- [Page text]
---*---

Cross-sectional research suggests that higher RALD is associated with lower rates of drinking among both adolescents (Anderson et al., 2011; Stritzke and Butt, 2001) and college students (Greenfield et al., 1989; Huang et al., 2011). However, prospective investigations are critical. While transitions in drinking patterns relate to RALD for emerging adults (Epler and Sher, 2011; Epler et al., 2009) little longitudinal research examines the ways in which alcohol use may precede RALD. Anderson et al (2013) examined the link between alcohol use and RALD 3-years later in three cohorts, ages 15, 18, and 21. Higher baseline alcohol consumption was related to lower RALD in the domains of Loss of Control and Adverse Consequences in the youngest cohort, and in the domain of Convictions for the middle cohort. The ways in which alcohol use influences RALD in younger adolescents and across less coarse age intervals is unknown.
The Present Study
First, we hypothesized that RALD would decline over the course of adolescence (ages 10.5-16.5). Second, we hypothesized that boys and adolescents with experience with alcohol (both lifetime history of sipping and consuming a full drink) would report lower RALD on average. We also expected adolescents with experience with alcohol would have a steeper decline, but did not have a priori hypotheses about the influence of gender on the slope of RALD over time. Given the findings in the literature showing differential decline by domain, we conducted an exploratory examination of the change in and prediction not only of total RALD scores, but also of RALD subscale scores, deriving subscales on the basis of empirical factor analysis.

---*---

- [Source excerpt]

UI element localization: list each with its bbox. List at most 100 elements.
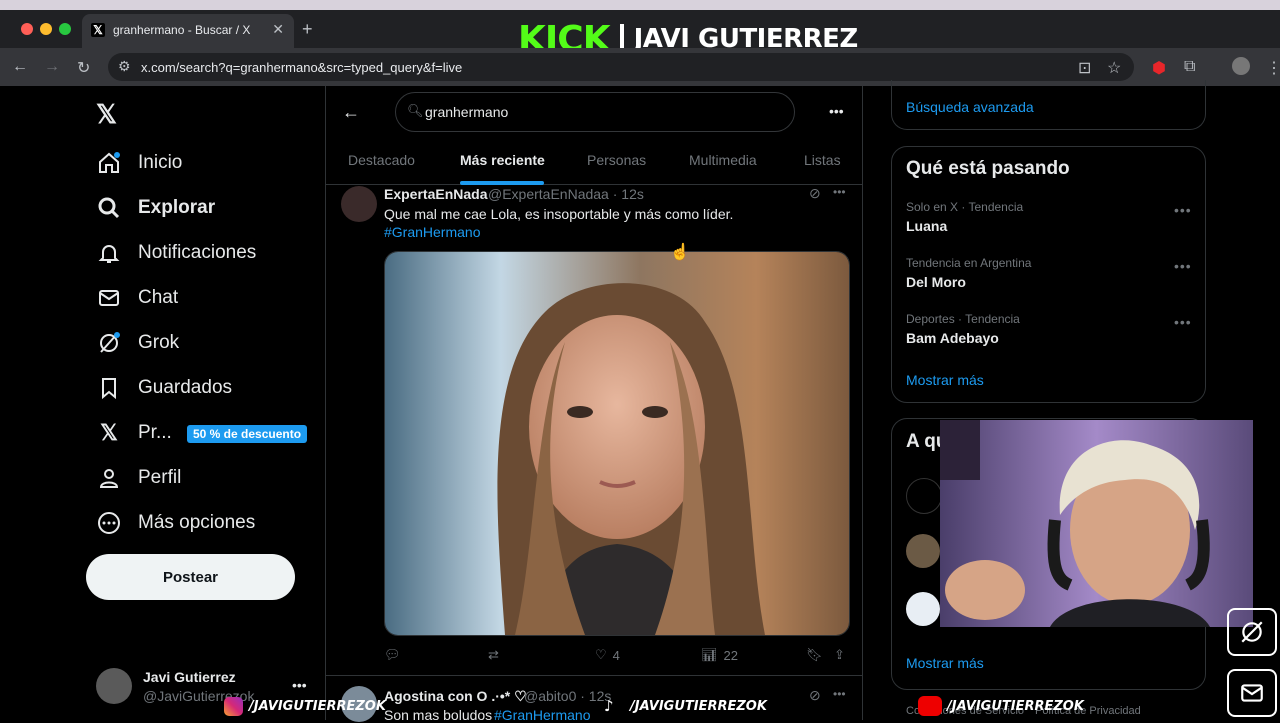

---*---

- [What needs to be done]
Write the next part of the page text on adolescent alcohol use and RALD, starting right after its last sentence. The listing has nothing to do with the alcohol research text.

- [Solved exercise]
Method
Participants
Participants were 1023 students (52% female) sampled from six middle schools and invited to take part in a three-year study on alcohol initiation and progression. Enrollment took place in five cohorts at six month intervals, during 2009-2011. Three schools were suburban (n=508), two were rural (n=231), and one was an urban inner-city school (n=284). Consent return rates ranged from 34% (suburban) to 47% (rural); the portion of returned forms that included consent to participate ranged from 54% (rural) to 72% (suburban) and the enrollment rate ranged from 79% (urban) to 94% (suburban). Average age at enrollment was 12.5 (SD=0.95; Range=10.5-15.5), and participants were roughly equally divided across the three grades (33%, 32%, and 35% in 6th, 7th, and 8th grades, respectively). Seventy-six percent of the participants were Caucasian, 5% were African American, 8% were mixed race-ethnicity, and 12% were Other race/ethnicity; 12% self-identified as Hispanic. As reported elsewhere (Jackson, Colby, Barnett & Abar, 2015), the sample was largely representative of the schools from which they were drawn, particularly with respect to gender and grade distribution but with some evidence that our sample is more racially diverse but less disadvantaged.
Procedure
All project procedures were approved by the Brown University Institutional Review Board. Participants were compensated $25 for completing a two-hour in-person group orientation session held in a classroom after school, including the baseline survey (Wave 1; W1), completed on laptops provided by study staff. Participants received a $20 giftcard for each follow-up web-survey (approximately 45-minutes), completed semi-annually.
Retention rates were high (92%, 88%, 85%, 83%, and 83% at W2-W6). Failure to complete W2, W3, W4, or W6 surveys was associated with male gender. Those who failed to complete the W2, W3, or W6 survey were also more likely to be non-White, and those who failed to complete the W6 survey also were more likely to report a lifetime full drink. RALD total and subscale scores were lower among those who failed to complete the W4 survey (all p’s < .01). There were no differences at any time point by lifetime sip status.
Measures
Alcohol Use
At each time point, participants reported whether they had ever had a sip or a full drink of alcohol, not including consumption as part of a religious service.1 Given evidence that sipping alcohol and consuming a full drink are distinct milestones (Jackson, Barnett, Colby, Abar, & Roberts, 2013), variables were created to indicate whether the participant reported a lifetime sip or full drink at any point during the study.
Reasons for Abstaining/Limiting Drinking (RALD)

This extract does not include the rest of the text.